> **What you are asked to do**
For every line in the records that has the word "revenues", make a copy.

> **Task material**
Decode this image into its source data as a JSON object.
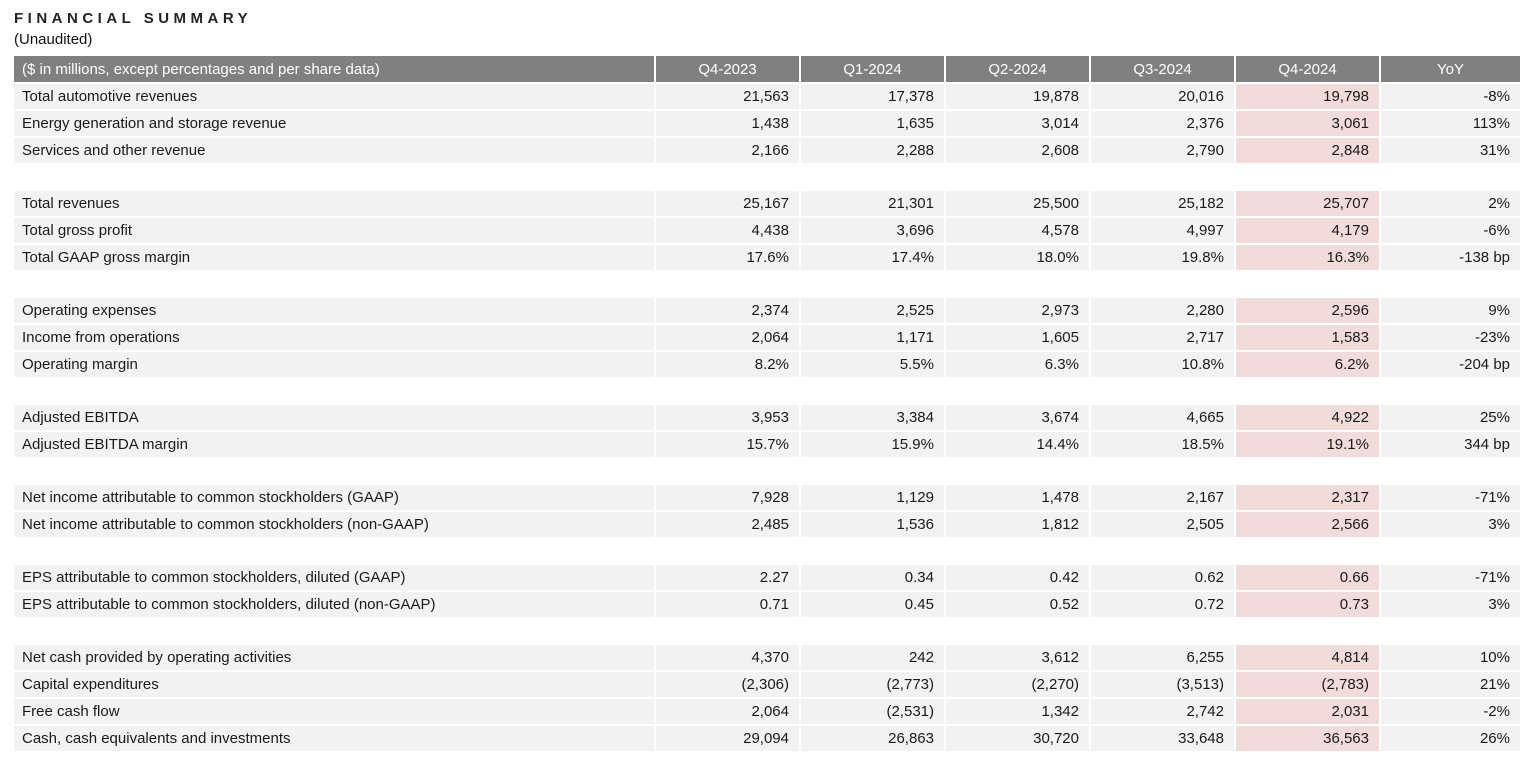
{
  "title": "FINANCIAL SUMMARY",
  "subtitle": "(Unaudited)",
  "colors": {
    "header_bg": "#808080",
    "header_text": "#ffffff",
    "row_bg": "#f2f2f2",
    "highlight_bg": "#f2dcdb",
    "text": "#1a1a1a"
  },
  "table": {
    "header_label": "($ in millions, except percentages and per share data)",
    "columns": [
      "Q4-2023",
      "Q1-2024",
      "Q2-2024",
      "Q3-2024",
      "Q4-2024",
      "YoY"
    ],
    "highlight_column": "Q4-2024",
    "highlight_column_index": 4,
    "sections": [
      {
        "rows": [
          {
            "label": "Total automotive revenues",
            "values": [
              "21,563",
              "17,378",
              "19,878",
              "20,016",
              "19,798",
              "-8%"
            ]
          },
          {
            "label": "Energy generation and storage revenue",
            "values": [
              "1,438",
              "1,635",
              "3,014",
              "2,376",
              "3,061",
              "113%"
            ]
          },
          {
            "label": "Services and other revenue",
            "values": [
              "2,166",
              "2,288",
              "2,608",
              "2,790",
              "2,848",
              "31%"
            ]
          }
        ]
      },
      {
        "rows": [
          {
            "label": "Total revenues",
            "values": [
              "25,167",
              "21,301",
              "25,500",
              "25,182",
              "25,707",
              "2%"
            ]
          },
          {
            "label": "Total gross profit",
            "values": [
              "4,438",
              "3,696",
              "4,578",
              "4,997",
              "4,179",
              "-6%"
            ]
          },
          {
            "label": "Total GAAP gross margin",
            "values": [
              "17.6%",
              "17.4%",
              "18.0%",
              "19.8%",
              "16.3%",
              "-138 bp"
            ]
          }
        ]
      },
      {
        "rows": [
          {
            "label": "Operating expenses",
            "values": [
              "2,374",
              "2,525",
              "2,973",
              "2,280",
              "2,596",
              "9%"
            ]
          },
          {
            "label": "Income from operations",
            "values": [
              "2,064",
              "1,171",
              "1,605",
              "2,717",
              "1,583",
              "-23%"
            ]
          },
          {
            "label": "Operating margin",
            "values": [
              "8.2%",
              "5.5%",
              "6.3%",
              "10.8%",
              "6.2%",
              "-204 bp"
            ]
          }
        ]
      },
      {
        "rows": [
          {
            "label": "Adjusted EBITDA",
            "values": [
              "3,953",
              "3,384",
              "3,674",
              "4,665",
              "4,922",
              "25%"
            ]
          },
          {
            "label": "Adjusted EBITDA margin",
            "values": [
              "15.7%",
              "15.9%",
              "14.4%",
              "18.5%",
              "19.1%",
              "344 bp"
            ]
          }
        ]
      },
      {
        "rows": [
          {
            "label": "Net income attributable to common stockholders (GAAP)",
            "values": [
              "7,928",
              "1,129",
              "1,478",
              "2,167",
              "2,317",
              "-71%"
            ]
          },
          {
            "label": "Net income attributable to common stockholders (non-GAAP)",
            "values": [
              "2,485",
              "1,536",
              "1,812",
              "2,505",
              "2,566",
              "3%"
            ]
          }
        ]
      },
      {
        "rows": [
          {
            "label": "EPS attributable to common stockholders, diluted (GAAP)",
            "values": [
              "2.27",
              "0.34",
              "0.42",
              "0.62",
              "0.66",
              "-71%"
            ]
          },
          {
            "label": "EPS attributable to common stockholders, diluted (non-GAAP)",
            "values": [
              "0.71",
              "0.45",
              "0.52",
              "0.72",
              "0.73",
              "3%"
            ]
          }
        ]
      },
      {
        "rows": [
          {
            "label": "Net cash provided by operating activities",
            "values": [
              "4,370",
              "242",
              "3,612",
              "6,255",
              "4,814",
              "10%"
            ]
          },
          {
            "label": "Capital expenditures",
            "values": [
              "(2,306)",
              "(2,773)",
              "(2,270)",
              "(3,513)",
              "(2,783)",
              "21%"
            ]
          },
          {
            "label": "Free cash flow",
            "values": [
              "2,064",
              "(2,531)",
              "1,342",
              "2,742",
              "2,031",
              "-2%"
            ]
          },
          {
            "label": "Cash, cash equivalents and investments",
            "values": [
              "29,094",
              "26,863",
              "30,720",
              "33,648",
              "36,563",
              "26%"
            ]
          }
        ]
      }
    ]
  }
}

> **Complete response**
            "label": "Total automotive revenues",
            "label": "Total revenues",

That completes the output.